## SHORT PROBLEM
Copy everything from the line containing "- arc-band-4: [543, 213, 705, 301]" down to the line containing "- x-tick-label-hist: 1000: [1005, 809, 1038, 824]", both included, with no changes.

## DATA SHOWN
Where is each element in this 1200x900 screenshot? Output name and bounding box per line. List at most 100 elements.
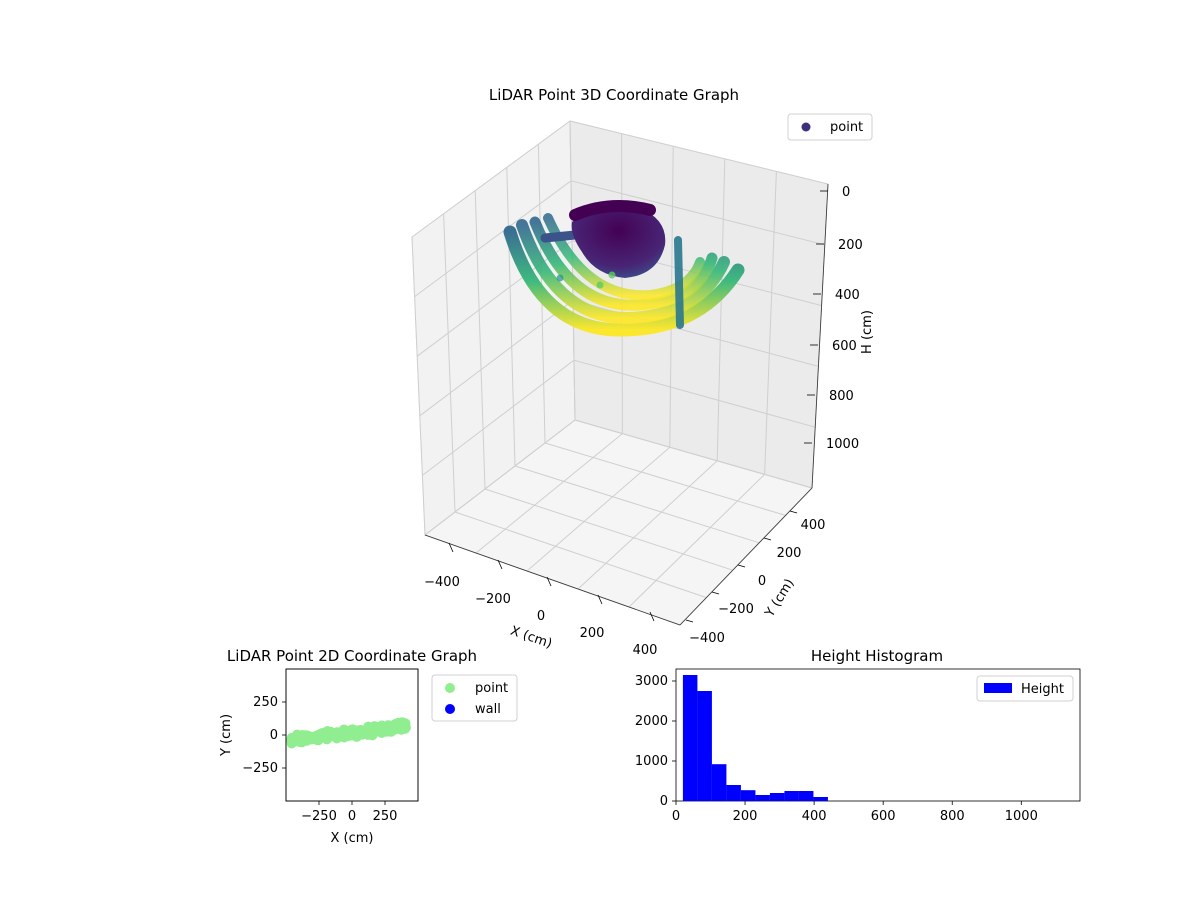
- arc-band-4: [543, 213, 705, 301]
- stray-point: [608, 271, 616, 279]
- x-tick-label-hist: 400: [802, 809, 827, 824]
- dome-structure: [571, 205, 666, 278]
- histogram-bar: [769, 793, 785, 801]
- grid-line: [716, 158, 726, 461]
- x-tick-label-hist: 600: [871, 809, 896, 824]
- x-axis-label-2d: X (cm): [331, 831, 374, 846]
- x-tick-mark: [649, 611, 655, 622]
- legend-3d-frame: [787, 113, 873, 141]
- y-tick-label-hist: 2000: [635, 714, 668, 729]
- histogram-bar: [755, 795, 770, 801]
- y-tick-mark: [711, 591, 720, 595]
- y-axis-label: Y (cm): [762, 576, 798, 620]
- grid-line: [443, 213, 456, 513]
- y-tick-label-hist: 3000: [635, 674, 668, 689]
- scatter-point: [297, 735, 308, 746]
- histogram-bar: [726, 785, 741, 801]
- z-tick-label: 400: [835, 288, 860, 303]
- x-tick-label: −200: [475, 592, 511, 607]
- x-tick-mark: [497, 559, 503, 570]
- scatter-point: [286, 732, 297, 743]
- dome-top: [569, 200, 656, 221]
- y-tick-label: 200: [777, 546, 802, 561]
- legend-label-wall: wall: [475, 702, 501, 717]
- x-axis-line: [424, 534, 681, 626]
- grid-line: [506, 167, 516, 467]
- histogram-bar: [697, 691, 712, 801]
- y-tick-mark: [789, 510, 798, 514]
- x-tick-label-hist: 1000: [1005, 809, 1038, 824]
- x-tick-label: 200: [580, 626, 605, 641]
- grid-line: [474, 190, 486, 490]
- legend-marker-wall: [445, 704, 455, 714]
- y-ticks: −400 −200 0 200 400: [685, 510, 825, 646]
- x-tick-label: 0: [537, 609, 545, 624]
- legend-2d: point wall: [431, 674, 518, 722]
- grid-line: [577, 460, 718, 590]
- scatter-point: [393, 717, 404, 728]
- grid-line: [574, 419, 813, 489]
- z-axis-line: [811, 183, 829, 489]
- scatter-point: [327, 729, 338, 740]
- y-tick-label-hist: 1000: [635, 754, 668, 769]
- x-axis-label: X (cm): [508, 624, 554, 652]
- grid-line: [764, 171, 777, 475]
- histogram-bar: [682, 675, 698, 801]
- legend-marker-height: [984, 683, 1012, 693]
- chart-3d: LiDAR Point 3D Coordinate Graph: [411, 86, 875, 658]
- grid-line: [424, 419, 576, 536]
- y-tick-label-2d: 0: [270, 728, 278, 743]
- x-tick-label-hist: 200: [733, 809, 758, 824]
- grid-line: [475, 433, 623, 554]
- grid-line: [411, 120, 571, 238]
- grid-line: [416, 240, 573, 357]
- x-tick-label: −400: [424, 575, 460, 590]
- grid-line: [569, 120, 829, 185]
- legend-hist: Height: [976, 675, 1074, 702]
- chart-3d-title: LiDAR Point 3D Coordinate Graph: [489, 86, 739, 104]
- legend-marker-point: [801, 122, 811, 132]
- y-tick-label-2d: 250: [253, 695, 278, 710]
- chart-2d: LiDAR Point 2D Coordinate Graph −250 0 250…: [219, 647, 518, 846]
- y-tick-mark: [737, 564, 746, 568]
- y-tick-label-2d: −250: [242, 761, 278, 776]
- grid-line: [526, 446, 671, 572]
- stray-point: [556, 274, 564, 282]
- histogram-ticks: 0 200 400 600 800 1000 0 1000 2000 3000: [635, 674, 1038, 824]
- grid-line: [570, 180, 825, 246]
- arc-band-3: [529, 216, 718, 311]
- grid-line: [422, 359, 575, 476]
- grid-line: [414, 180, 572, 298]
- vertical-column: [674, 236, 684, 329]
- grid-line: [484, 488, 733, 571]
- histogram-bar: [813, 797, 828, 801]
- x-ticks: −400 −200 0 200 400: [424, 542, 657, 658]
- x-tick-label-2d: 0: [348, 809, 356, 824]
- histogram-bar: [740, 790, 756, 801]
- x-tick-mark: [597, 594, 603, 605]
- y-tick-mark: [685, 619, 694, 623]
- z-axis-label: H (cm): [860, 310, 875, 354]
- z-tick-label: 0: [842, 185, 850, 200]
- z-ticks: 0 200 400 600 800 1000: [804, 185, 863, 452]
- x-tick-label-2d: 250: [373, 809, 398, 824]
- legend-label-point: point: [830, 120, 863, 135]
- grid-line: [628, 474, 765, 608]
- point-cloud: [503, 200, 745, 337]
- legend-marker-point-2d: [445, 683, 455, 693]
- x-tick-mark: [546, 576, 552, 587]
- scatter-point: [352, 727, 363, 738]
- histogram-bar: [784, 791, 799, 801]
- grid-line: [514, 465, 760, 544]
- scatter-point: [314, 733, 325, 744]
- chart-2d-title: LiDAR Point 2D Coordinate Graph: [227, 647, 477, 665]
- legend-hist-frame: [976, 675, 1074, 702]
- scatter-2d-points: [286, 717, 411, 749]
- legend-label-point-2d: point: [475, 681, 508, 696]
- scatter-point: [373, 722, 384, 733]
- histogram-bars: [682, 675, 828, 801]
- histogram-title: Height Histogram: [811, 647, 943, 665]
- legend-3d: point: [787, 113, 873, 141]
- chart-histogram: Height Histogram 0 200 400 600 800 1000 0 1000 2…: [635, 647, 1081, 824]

## ANSWER
- arc-band-4: [543, 213, 705, 301]
- stray-point: [608, 271, 616, 279]
- x-tick-label-hist: 400: [802, 809, 827, 824]
- dome-structure: [571, 205, 666, 278]
- histogram-bar: [769, 793, 785, 801]
- grid-line: [716, 158, 726, 461]
- x-tick-label-hist: 600: [871, 809, 896, 824]
- x-axis-label-2d: X (cm): [331, 831, 374, 846]
- x-tick-mark: [649, 611, 655, 622]
- legend-3d-frame: [787, 113, 873, 141]
- y-tick-label-hist: 2000: [635, 714, 668, 729]
- histogram-bar: [755, 795, 770, 801]
- y-tick-mark: [711, 591, 720, 595]
- y-axis-label: Y (cm): [762, 576, 798, 620]
- grid-line: [443, 213, 456, 513]
- y-tick-label-hist: 3000: [635, 674, 668, 689]
- scatter-point: [297, 735, 308, 746]
- histogram-bar: [726, 785, 741, 801]
- z-tick-label: 400: [835, 288, 860, 303]
- x-tick-label: −200: [475, 592, 511, 607]
- x-tick-mark: [497, 559, 503, 570]
- scatter-point: [286, 732, 297, 743]
- dome-top: [569, 200, 656, 221]
- y-tick-label: 200: [777, 546, 802, 561]
- legend-label-wall: wall: [475, 702, 501, 717]
- x-axis-line: [424, 534, 681, 626]
- grid-line: [506, 167, 516, 467]
- histogram-bar: [697, 691, 712, 801]
- y-tick-mark: [789, 510, 798, 514]
- x-tick-label-hist: 1000: [1005, 809, 1038, 824]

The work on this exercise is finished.